### Work to be completed
From the biography of John Hubert Penson below, list every order (an honor whose name begins with "Order of") that he was admitted to or granted an insignia of, with the year of each.

### Exercise passage
Commissioner of Finance of Newfoundland
- In office 10 May 1937 – February 1941
- Preceded by: Everard Trentham
- Succeeded by: Ira Wild

Personal details
- Born: 21 January 1893 Hornsey, London, United Kingdom
- Died: 1 June 1979 (aged 86) Southern General Hospital, Glasgow, United Kingdom
- Alma mater: University of London

= John Hubert Penson =

British civil servant and botanist (1893-1979)

John Hubert Penson (21 January 1893 - 1 June 1979) was a British civil servant and botanist. He served as Commissioner of Finance on the Newfoundland Commission of Government between 1937 and 1941.

==Biography==
Penson was born in Hornsey, London, to Arthur Penson, a dairy manager in Cirencester. He graduated from the University of London with a first class degree in history in 1912. On 26 August 1916, he was assigned to the 5th Division Signal Company of the Royal Engineers as a second lieutenant; he was promoted to lieutenant in 1918. That same year, he received the Military Cross for "gallantry...in maintaining communications which had to be constantly repaired under heavy shell fire." A year later, in 1919, he received a first bar on his Military Cross for gallantry during the Russian Civil War, while he was attached to the 45th Battalion of Royal Fusiliers.

In November 1919, Penson was admitted to the bar as a member of Lincoln's Inn; the following year, he entered the Treasury. He was granted the right to wear the Officer's Cross of the Order of Polonia Restituta in 1925. In November 1928, he was appointed assistant secretary to the Royal Commission on National Museums and Galleries; between 1931 and 1934, he was attached to the government of Newfoundland, serving as an assistant and later as acting minister of finance. On 10 May 1937, he was appointed Commissioner of Finance of Newfoundland, succeeding Everard Trentham. Though disliked by the Dominions Office, his policies were met with approval by Humphrey Walwyn, who interfered when the Dominions Office considered replacing him in 1940. His term as Commissioner ended in February 1941, after which he was appointed to the British embassy in Washington, D.C. He was made a Companion of the Order of St Michael and St George on 31 December 1941.

In 1944, Penson was appointed secretary-general for the British supply mission located in Washington, D.C. After World War 2, he was appointed attaché to the British embassy in Washington, where he would stay until his retirement. He was appointed Companion of the Order of the Bath in the 1952 New Year Honours. After retirement, he moved back to Glasgow, engaging in botanical work in northern Britain, especially Scotland. Penson died on 1 June 1979 at Southern General Hospital in Glasgow.

### Provided data
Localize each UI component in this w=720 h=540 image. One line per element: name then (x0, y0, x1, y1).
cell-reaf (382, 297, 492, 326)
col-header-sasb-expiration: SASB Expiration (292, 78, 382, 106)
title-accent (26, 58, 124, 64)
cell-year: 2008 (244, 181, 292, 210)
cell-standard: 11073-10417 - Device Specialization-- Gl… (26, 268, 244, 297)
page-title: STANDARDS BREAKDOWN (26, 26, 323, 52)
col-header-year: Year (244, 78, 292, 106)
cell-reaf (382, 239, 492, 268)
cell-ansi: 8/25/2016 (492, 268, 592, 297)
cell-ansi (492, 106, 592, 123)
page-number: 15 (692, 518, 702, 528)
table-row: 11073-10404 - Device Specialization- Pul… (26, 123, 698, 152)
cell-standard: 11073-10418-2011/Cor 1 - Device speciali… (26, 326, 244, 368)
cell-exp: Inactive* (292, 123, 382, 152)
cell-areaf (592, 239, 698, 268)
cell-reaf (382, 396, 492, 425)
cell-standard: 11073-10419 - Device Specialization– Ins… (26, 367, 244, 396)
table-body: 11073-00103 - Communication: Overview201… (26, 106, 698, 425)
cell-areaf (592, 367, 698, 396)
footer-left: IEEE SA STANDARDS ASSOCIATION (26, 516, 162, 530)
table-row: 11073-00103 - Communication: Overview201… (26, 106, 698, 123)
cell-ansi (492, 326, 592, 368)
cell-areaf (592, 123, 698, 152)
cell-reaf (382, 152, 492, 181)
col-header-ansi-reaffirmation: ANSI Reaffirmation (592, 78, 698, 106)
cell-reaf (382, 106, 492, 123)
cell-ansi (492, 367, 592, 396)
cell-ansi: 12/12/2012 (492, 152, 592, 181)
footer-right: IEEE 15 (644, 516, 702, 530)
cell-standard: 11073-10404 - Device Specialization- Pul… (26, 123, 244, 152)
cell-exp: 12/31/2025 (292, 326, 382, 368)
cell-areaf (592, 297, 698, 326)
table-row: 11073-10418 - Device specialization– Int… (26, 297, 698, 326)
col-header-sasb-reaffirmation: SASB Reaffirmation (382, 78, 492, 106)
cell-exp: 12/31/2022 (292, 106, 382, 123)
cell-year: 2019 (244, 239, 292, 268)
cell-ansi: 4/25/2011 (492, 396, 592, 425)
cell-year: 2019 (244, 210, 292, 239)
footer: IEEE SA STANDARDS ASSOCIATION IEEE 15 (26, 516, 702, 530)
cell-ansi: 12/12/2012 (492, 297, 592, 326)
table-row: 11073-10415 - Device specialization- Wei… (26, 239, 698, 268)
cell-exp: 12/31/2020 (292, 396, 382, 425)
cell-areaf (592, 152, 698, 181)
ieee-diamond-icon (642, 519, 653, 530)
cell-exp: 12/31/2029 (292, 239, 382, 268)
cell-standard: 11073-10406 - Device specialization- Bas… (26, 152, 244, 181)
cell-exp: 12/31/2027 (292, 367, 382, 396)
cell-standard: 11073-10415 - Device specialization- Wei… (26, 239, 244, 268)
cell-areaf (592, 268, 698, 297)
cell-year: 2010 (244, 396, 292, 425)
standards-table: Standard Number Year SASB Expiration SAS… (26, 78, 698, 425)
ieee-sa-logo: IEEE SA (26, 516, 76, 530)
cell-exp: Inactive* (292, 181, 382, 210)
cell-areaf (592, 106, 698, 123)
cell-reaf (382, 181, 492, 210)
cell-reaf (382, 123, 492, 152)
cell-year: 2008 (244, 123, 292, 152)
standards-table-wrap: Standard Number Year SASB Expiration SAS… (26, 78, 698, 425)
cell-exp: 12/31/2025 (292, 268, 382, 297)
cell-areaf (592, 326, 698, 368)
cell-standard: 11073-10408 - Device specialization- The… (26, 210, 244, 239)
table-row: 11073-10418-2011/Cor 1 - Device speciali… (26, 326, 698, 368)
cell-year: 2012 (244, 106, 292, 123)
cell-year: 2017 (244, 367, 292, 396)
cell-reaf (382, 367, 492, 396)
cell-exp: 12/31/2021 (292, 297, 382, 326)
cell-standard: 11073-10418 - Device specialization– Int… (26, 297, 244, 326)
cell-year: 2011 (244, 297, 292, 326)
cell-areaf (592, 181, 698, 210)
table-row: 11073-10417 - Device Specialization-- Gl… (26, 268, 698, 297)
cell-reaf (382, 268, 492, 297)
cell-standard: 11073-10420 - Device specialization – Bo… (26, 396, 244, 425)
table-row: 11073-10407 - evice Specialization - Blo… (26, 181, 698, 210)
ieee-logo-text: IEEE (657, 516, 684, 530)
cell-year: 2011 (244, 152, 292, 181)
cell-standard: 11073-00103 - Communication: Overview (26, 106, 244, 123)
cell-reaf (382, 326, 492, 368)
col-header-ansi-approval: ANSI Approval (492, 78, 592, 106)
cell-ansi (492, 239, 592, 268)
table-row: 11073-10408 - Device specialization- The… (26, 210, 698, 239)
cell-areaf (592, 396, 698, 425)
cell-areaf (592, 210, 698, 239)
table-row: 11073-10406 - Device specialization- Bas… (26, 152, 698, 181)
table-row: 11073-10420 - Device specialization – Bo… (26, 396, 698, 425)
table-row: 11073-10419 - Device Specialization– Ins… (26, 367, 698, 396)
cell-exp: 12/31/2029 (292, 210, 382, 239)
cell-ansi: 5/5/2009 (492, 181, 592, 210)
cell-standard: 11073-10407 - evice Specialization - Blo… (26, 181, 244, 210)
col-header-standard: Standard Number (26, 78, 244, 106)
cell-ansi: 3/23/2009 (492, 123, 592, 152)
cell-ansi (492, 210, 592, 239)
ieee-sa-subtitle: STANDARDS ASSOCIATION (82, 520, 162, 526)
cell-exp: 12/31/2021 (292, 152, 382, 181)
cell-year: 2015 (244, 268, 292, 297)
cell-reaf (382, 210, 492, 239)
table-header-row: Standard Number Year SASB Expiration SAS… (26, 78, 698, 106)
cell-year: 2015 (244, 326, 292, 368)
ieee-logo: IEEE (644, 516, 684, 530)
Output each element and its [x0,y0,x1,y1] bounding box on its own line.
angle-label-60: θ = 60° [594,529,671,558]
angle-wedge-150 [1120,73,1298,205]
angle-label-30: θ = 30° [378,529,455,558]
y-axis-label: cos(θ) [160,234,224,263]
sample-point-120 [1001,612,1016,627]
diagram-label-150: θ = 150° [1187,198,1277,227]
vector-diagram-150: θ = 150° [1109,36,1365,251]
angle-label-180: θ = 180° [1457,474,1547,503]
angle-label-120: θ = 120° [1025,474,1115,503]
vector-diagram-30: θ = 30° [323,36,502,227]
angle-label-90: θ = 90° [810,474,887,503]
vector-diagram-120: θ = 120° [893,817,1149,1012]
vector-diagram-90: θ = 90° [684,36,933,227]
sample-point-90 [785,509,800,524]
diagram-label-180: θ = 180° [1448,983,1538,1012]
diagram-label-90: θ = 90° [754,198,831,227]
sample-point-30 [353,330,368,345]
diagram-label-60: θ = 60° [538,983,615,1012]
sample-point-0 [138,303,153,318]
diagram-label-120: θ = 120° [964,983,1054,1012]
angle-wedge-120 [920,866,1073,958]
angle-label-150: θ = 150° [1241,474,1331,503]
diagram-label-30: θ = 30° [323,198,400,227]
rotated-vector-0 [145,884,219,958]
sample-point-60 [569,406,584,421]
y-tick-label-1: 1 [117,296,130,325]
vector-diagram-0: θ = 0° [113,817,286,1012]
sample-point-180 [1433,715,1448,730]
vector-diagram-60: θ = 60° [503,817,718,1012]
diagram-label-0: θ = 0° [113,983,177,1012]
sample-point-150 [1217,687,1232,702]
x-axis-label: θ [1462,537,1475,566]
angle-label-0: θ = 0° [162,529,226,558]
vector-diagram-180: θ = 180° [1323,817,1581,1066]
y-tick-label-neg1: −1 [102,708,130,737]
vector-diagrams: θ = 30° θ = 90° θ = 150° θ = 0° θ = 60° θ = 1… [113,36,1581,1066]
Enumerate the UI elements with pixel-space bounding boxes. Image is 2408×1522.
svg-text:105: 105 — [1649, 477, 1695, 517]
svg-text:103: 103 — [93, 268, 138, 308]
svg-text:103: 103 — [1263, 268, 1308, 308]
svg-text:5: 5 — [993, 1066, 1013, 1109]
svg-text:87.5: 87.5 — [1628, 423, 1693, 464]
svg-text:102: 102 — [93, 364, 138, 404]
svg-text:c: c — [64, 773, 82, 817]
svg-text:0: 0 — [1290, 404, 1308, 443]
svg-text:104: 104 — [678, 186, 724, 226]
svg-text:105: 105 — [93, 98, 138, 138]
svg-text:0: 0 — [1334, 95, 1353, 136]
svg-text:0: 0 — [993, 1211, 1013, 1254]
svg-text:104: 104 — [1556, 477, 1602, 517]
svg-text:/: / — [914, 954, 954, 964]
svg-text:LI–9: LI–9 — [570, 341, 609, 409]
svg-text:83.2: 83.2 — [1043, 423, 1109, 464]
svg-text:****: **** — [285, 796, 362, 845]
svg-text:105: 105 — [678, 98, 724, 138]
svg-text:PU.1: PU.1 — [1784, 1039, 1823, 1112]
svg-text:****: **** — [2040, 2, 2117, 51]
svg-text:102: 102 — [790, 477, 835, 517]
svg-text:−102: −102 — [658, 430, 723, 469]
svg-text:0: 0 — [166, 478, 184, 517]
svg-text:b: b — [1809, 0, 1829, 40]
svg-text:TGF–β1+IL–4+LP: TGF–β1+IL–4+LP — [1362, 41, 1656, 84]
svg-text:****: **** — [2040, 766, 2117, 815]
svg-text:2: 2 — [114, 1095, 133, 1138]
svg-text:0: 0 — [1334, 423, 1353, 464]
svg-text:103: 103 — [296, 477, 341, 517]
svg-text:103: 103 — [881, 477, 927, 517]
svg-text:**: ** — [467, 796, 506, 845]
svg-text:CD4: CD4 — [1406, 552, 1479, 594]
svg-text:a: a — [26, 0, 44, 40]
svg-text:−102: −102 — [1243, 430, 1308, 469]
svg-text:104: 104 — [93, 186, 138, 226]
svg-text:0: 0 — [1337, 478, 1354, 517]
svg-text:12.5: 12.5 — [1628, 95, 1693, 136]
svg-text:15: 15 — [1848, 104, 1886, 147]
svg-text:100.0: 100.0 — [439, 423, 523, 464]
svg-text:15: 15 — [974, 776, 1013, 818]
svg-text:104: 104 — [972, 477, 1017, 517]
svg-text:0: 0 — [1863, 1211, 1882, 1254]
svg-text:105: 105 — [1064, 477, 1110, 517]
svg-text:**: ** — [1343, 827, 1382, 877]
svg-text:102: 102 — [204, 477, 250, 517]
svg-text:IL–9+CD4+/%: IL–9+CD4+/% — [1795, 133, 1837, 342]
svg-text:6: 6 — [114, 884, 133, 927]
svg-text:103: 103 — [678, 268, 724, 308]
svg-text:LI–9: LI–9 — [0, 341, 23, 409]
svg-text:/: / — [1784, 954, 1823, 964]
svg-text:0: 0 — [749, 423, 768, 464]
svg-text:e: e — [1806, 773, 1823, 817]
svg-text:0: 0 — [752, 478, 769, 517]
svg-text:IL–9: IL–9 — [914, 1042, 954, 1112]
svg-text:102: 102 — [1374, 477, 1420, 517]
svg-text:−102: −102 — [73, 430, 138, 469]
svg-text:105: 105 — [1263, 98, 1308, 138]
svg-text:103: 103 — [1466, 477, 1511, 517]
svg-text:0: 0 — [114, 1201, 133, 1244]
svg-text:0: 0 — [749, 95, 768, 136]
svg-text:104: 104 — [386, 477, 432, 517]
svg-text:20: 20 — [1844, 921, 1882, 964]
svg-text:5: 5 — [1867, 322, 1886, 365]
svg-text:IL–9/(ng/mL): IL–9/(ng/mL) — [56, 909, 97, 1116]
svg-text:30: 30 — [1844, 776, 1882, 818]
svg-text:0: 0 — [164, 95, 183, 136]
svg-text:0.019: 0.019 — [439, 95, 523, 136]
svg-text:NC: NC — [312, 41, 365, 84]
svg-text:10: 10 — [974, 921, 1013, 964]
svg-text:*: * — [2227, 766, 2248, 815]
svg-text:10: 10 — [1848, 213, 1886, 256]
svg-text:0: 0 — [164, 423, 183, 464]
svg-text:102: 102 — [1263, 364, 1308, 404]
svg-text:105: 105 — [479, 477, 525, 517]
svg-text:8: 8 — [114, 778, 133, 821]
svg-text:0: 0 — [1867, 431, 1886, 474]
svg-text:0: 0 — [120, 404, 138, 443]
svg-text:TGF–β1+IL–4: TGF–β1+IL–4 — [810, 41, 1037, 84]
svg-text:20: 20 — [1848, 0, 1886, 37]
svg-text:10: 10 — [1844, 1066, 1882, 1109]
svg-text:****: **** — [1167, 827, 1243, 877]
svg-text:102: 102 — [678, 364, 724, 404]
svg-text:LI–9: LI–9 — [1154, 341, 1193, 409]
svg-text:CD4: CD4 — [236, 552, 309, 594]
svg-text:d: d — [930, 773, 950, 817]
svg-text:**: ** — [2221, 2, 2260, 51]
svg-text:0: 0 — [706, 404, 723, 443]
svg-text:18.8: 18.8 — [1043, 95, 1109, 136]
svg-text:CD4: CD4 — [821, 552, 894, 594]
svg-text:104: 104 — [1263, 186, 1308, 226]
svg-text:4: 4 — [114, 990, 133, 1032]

### Response for this exercise
- Order of Polonia Restituta: the right to wear its Officer's Cross, 1925
- Order of St Michael and St George: made a Companion, 31 December 1941
- Order of the Bath: appointed a Companion, 1952 New Year Honours